─── Items ───

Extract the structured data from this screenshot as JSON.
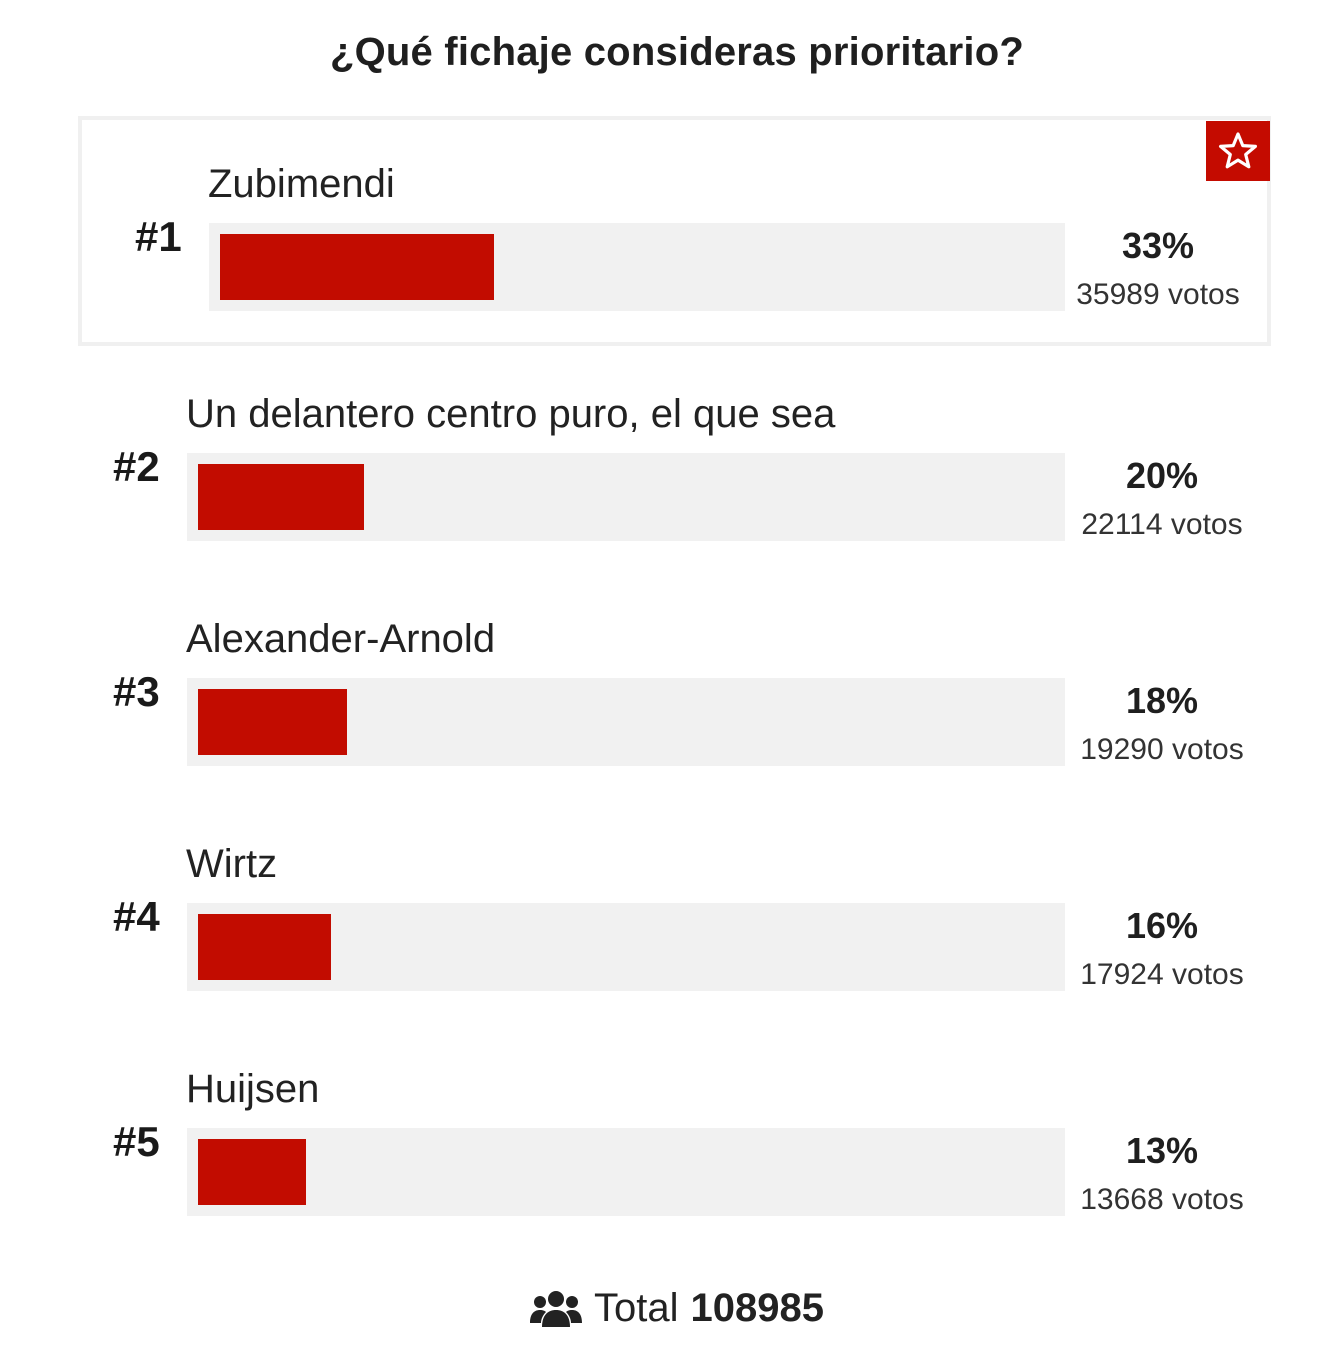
{
  "poll": {
    "title": "¿Qué fichaje consideras prioritario?",
    "votes_suffix": "votos",
    "total_label": "Total",
    "total_votes": "108985",
    "accent_color": "#c20c00",
    "track_color": "#f1f1f1",
    "winner_icon": "star-icon",
    "total_icon": "users-icon"
  },
  "chart_data": {
    "type": "bar",
    "orientation": "horizontal",
    "categories": [
      "Zubimendi",
      "Un delantero centro puro, el que sea",
      "Alexander-Arnold",
      "Wirtz",
      "Huijsen"
    ],
    "ranks": [
      "#1",
      "#2",
      "#3",
      "#4",
      "#5"
    ],
    "values": [
      33,
      20,
      18,
      16,
      13
    ],
    "value_labels": [
      "33%",
      "20%",
      "18%",
      "16%",
      "13%"
    ],
    "votes": [
      35989,
      22114,
      19290,
      17924,
      13668
    ],
    "xlim": [
      0,
      100
    ],
    "grid": false,
    "legend": "none"
  }
}
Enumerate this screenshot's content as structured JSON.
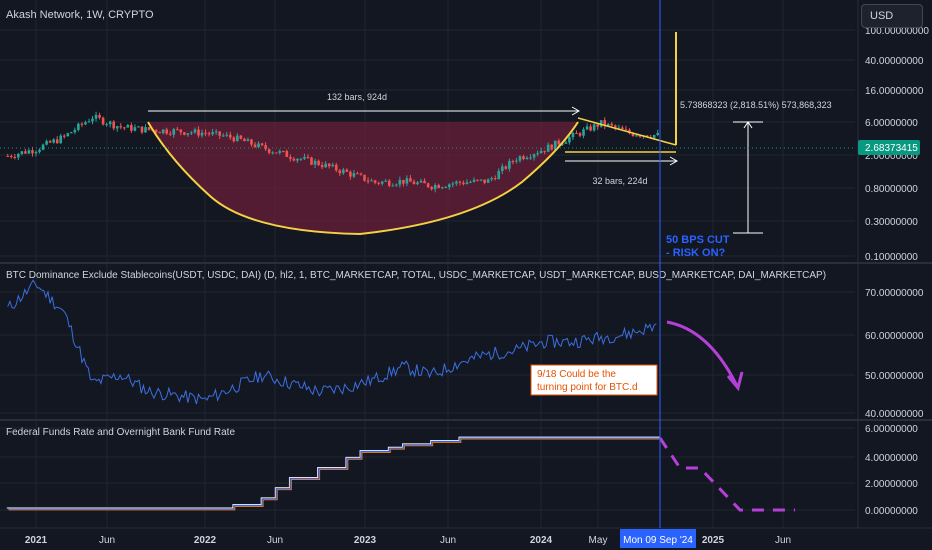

───

Across the data above, how many lines include the word "this"? Give only the count.

2